What is asked:
Determine which lines of the records include the word "Screw", and copy them.

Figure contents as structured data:
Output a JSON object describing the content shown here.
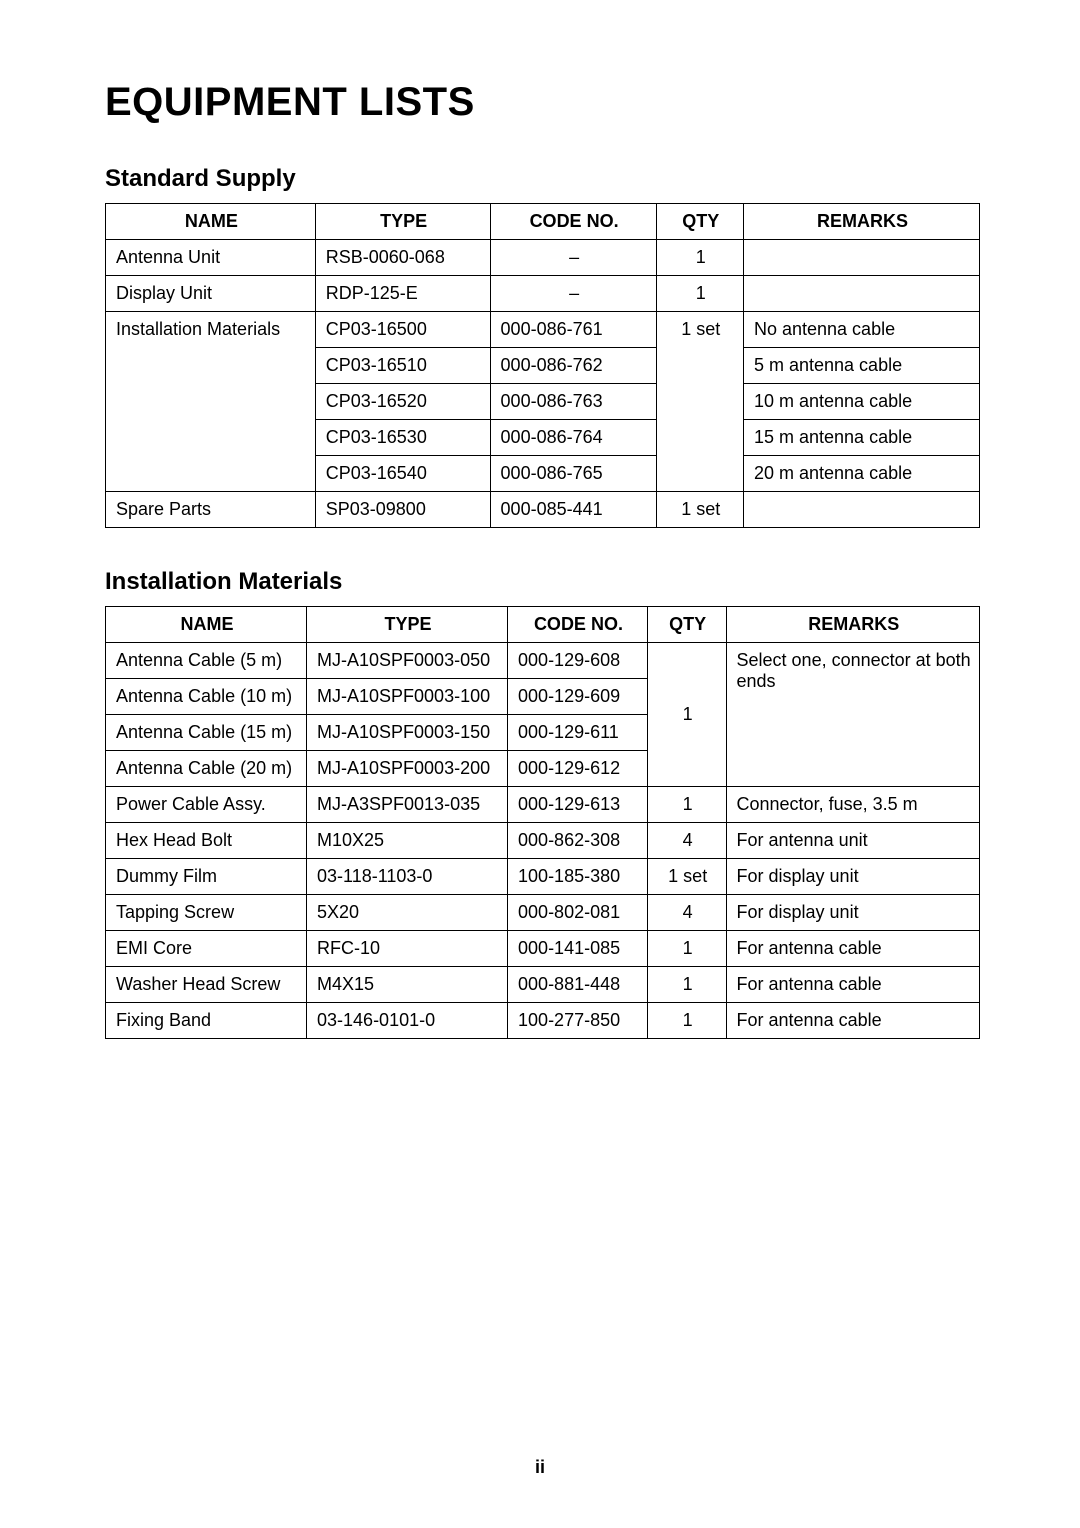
{
  "title": "EQUIPMENT LISTS",
  "page_number": "ii",
  "section1": {
    "heading": "Standard Supply",
    "columns": {
      "name": "Name",
      "type": "Type",
      "code": "Code No.",
      "qty": "Qty",
      "remarks": "Remarks"
    },
    "rows": {
      "r0": {
        "name": "Antenna Unit",
        "type": "RSB-0060-068",
        "code": "–",
        "qty": "1",
        "remarks": ""
      },
      "r1": {
        "name": "Display Unit",
        "type": "RDP-125-E",
        "code": "–",
        "qty": "1",
        "remarks": ""
      },
      "r2": {
        "name": "Installation Materials",
        "type": "CP03-16500",
        "code": "000-086-761",
        "qty": "1 set",
        "remarks": "No antenna cable"
      },
      "r3": {
        "type": "CP03-16510",
        "code": "000-086-762",
        "remarks": "5 m antenna cable"
      },
      "r4": {
        "type": "CP03-16520",
        "code": "000-086-763",
        "remarks": "10 m antenna cable"
      },
      "r5": {
        "type": "CP03-16530",
        "code": "000-086-764",
        "remarks": "15 m antenna cable"
      },
      "r6": {
        "type": "CP03-16540",
        "code": "000-086-765",
        "remarks": "20 m antenna cable"
      },
      "r7": {
        "name": "Spare Parts",
        "type": "SP03-09800",
        "code": "000-085-441",
        "qty": "1 set",
        "remarks": ""
      }
    }
  },
  "section2": {
    "heading": "Installation Materials",
    "columns": {
      "name": "Name",
      "type": "Type",
      "code": "Code No.",
      "qty": "Qty",
      "remarks": "Remarks"
    },
    "rows": {
      "r0": {
        "name": "Antenna Cable (5 m)",
        "type": "MJ-A10SPF0003-050",
        "code": "000-129-608",
        "qty": "1",
        "remarks": "Select one, connector at both ends"
      },
      "r1": {
        "name": "Antenna Cable (10 m)",
        "type": "MJ-A10SPF0003-100",
        "code": "000-129-609"
      },
      "r2": {
        "name": "Antenna Cable (15 m)",
        "type": "MJ-A10SPF0003-150",
        "code": "000-129-611"
      },
      "r3": {
        "name": "Antenna Cable (20 m)",
        "type": "MJ-A10SPF0003-200",
        "code": "000-129-612"
      },
      "r4": {
        "name": "Power Cable Assy.",
        "type": "MJ-A3SPF0013-035",
        "code": "000-129-613",
        "qty": "1",
        "remarks": "Connector, fuse, 3.5 m"
      },
      "r5": {
        "name": "Hex Head Bolt",
        "type": "M10X25",
        "code": "000-862-308",
        "qty": "4",
        "remarks": "For antenna unit"
      },
      "r6": {
        "name": "Dummy Film",
        "type": "03-118-1103-0",
        "code": "100-185-380",
        "qty": "1 set",
        "remarks": "For display unit"
      },
      "r7": {
        "name": "Tapping Screw",
        "type": "5X20",
        "code": "000-802-081",
        "qty": "4",
        "remarks": "For display unit"
      },
      "r8": {
        "name": "EMI Core",
        "type": "RFC-10",
        "code": "000-141-085",
        "qty": "1",
        "remarks": "For antenna cable"
      },
      "r9": {
        "name": "Washer Head Screw",
        "type": "M4X15",
        "code": "000-881-448",
        "qty": "1",
        "remarks": "For antenna cable"
      },
      "r10": {
        "name": "Fixing Band",
        "type": "03-146-0101-0",
        "code": "100-277-850",
        "qty": "1",
        "remarks": "For antenna cable"
      }
    }
  }
}
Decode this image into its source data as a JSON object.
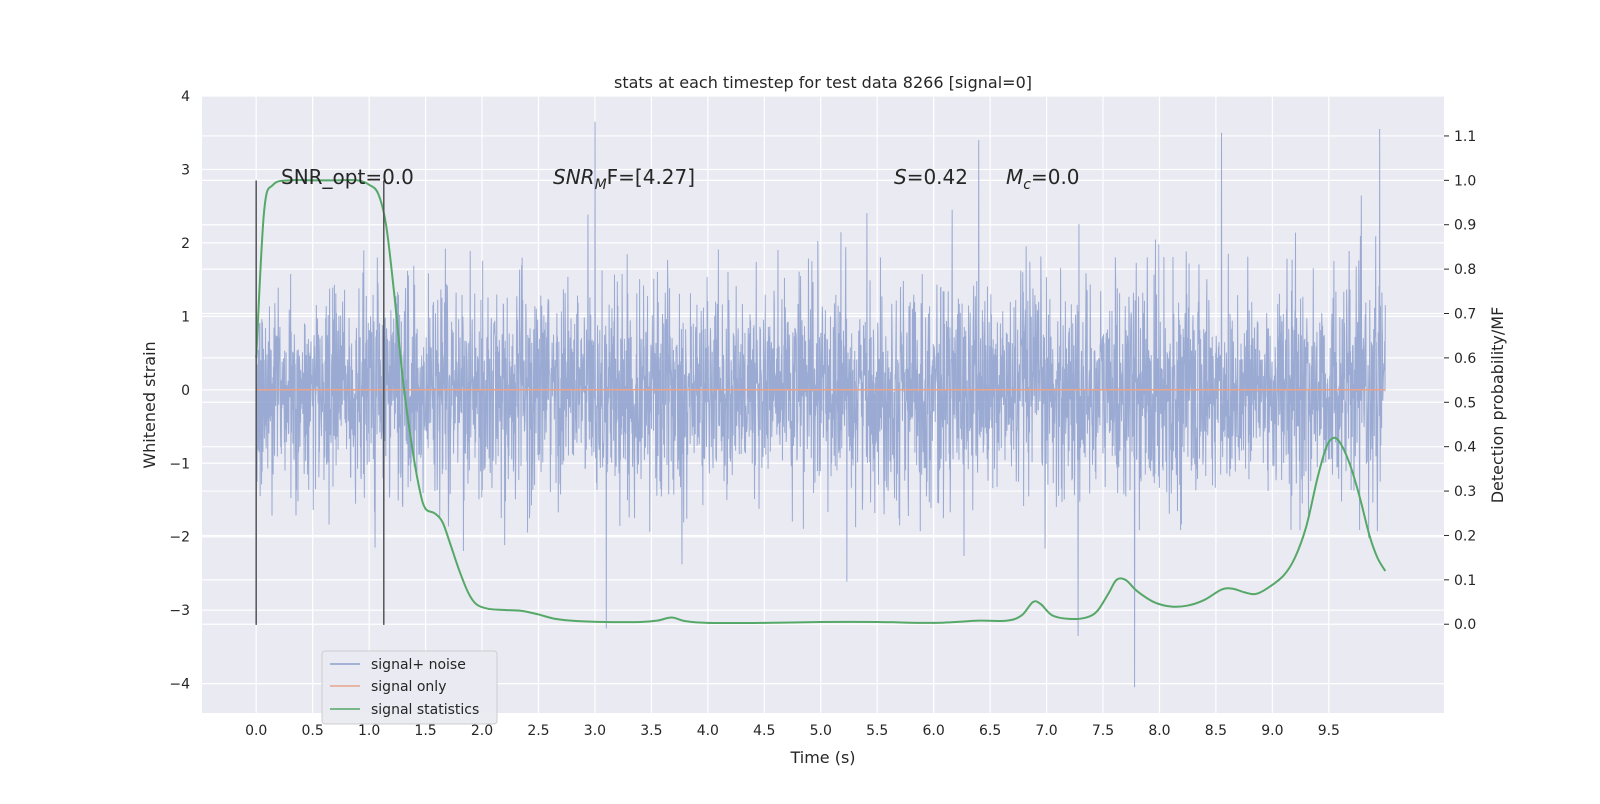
{
  "chart_data": {
    "type": "line",
    "title": "stats at each timestep for test data 8266 [signal=0]",
    "xlabel": "Time (s)",
    "ylabel_left": "Whitened strain",
    "ylabel_right": "Detection probability/MF",
    "xlim": [
      -0.48,
      10.52
    ],
    "ylim_left": [
      -4.4,
      4.0
    ],
    "ylim_right": [
      -0.2,
      1.19
    ],
    "x_ticks": [
      "0.0",
      "0.5",
      "1.0",
      "1.5",
      "2.0",
      "2.5",
      "3.0",
      "3.5",
      "4.0",
      "4.5",
      "5.0",
      "5.5",
      "6.0",
      "6.5",
      "7.0",
      "7.5",
      "8.0",
      "8.5",
      "9.0",
      "9.5"
    ],
    "y_ticks_left": [
      "4",
      "3",
      "2",
      "1",
      "0",
      "−1",
      "−2",
      "−3",
      "−4"
    ],
    "y_ticks_right": [
      "1.1",
      "1.0",
      "0.9",
      "0.8",
      "0.7",
      "0.6",
      "0.5",
      "0.4",
      "0.3",
      "0.2",
      "0.1",
      "0.0"
    ],
    "grid": true,
    "legend_position": "lower-left",
    "annotations": {
      "snr_opt": "SNR_opt=0.0",
      "snr_mf_prefix": "SNR",
      "snr_mf_sub": "M",
      "snr_mf_suffix": "F=[4.27]",
      "s_italic": "S",
      "s_value": "=0.42",
      "mc_italic": "M",
      "mc_sub": "c",
      "mc_value": "=0.0"
    },
    "vertical_markers": [
      0.0,
      1.13
    ],
    "series": [
      {
        "name": "signal+ noise",
        "color": "#8c9fcd",
        "axis": "left",
        "x_range": [
          0.0,
          10.0
        ],
        "typical_range": [
          -1.7,
          1.8
        ],
        "note_peaks": [
          {
            "x": 3.0,
            "y": 3.65
          },
          {
            "x": 9.95,
            "y": 3.55
          },
          {
            "x": 6.4,
            "y": 3.4
          },
          {
            "x": 8.55,
            "y": 3.5
          },
          {
            "x": 7.78,
            "y": -4.05
          },
          {
            "x": 3.1,
            "y": -3.25
          },
          {
            "x": 7.28,
            "y": -3.35
          }
        ]
      },
      {
        "name": "signal only",
        "color": "#e8a58c",
        "axis": "left",
        "points": [
          [
            0.0,
            0.0
          ],
          [
            10.0,
            0.0
          ]
        ]
      },
      {
        "name": "signal statistics",
        "color": "#55a868",
        "axis": "right",
        "points": [
          [
            0.0,
            0.6
          ],
          [
            0.07,
            0.93
          ],
          [
            0.15,
            0.99
          ],
          [
            0.3,
            1.0
          ],
          [
            0.5,
            1.0
          ],
          [
            0.7,
            1.0
          ],
          [
            0.9,
            1.0
          ],
          [
            1.0,
            0.99
          ],
          [
            1.08,
            0.97
          ],
          [
            1.15,
            0.9
          ],
          [
            1.22,
            0.75
          ],
          [
            1.3,
            0.55
          ],
          [
            1.38,
            0.4
          ],
          [
            1.45,
            0.3
          ],
          [
            1.5,
            0.26
          ],
          [
            1.58,
            0.25
          ],
          [
            1.65,
            0.23
          ],
          [
            1.72,
            0.18
          ],
          [
            1.8,
            0.12
          ],
          [
            1.88,
            0.07
          ],
          [
            1.95,
            0.045
          ],
          [
            2.05,
            0.035
          ],
          [
            2.2,
            0.032
          ],
          [
            2.35,
            0.03
          ],
          [
            2.5,
            0.022
          ],
          [
            2.65,
            0.012
          ],
          [
            2.85,
            0.007
          ],
          [
            3.1,
            0.005
          ],
          [
            3.4,
            0.005
          ],
          [
            3.55,
            0.008
          ],
          [
            3.68,
            0.015
          ],
          [
            3.8,
            0.007
          ],
          [
            4.0,
            0.003
          ],
          [
            4.5,
            0.003
          ],
          [
            5.0,
            0.005
          ],
          [
            5.5,
            0.005
          ],
          [
            6.0,
            0.003
          ],
          [
            6.4,
            0.008
          ],
          [
            6.65,
            0.008
          ],
          [
            6.78,
            0.02
          ],
          [
            6.88,
            0.05
          ],
          [
            6.95,
            0.045
          ],
          [
            7.05,
            0.02
          ],
          [
            7.2,
            0.012
          ],
          [
            7.35,
            0.015
          ],
          [
            7.45,
            0.03
          ],
          [
            7.55,
            0.07
          ],
          [
            7.62,
            0.1
          ],
          [
            7.7,
            0.1
          ],
          [
            7.8,
            0.075
          ],
          [
            7.95,
            0.05
          ],
          [
            8.1,
            0.04
          ],
          [
            8.25,
            0.042
          ],
          [
            8.4,
            0.055
          ],
          [
            8.55,
            0.078
          ],
          [
            8.65,
            0.08
          ],
          [
            8.75,
            0.072
          ],
          [
            8.85,
            0.068
          ],
          [
            8.95,
            0.08
          ],
          [
            9.1,
            0.11
          ],
          [
            9.2,
            0.15
          ],
          [
            9.3,
            0.22
          ],
          [
            9.4,
            0.33
          ],
          [
            9.48,
            0.4
          ],
          [
            9.55,
            0.42
          ],
          [
            9.62,
            0.4
          ],
          [
            9.7,
            0.35
          ],
          [
            9.78,
            0.28
          ],
          [
            9.86,
            0.2
          ],
          [
            9.93,
            0.15
          ],
          [
            10.0,
            0.12
          ]
        ]
      }
    ]
  }
}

Full response:
        "name": "Tapping Screw",
        "name": "Washer Head Screw",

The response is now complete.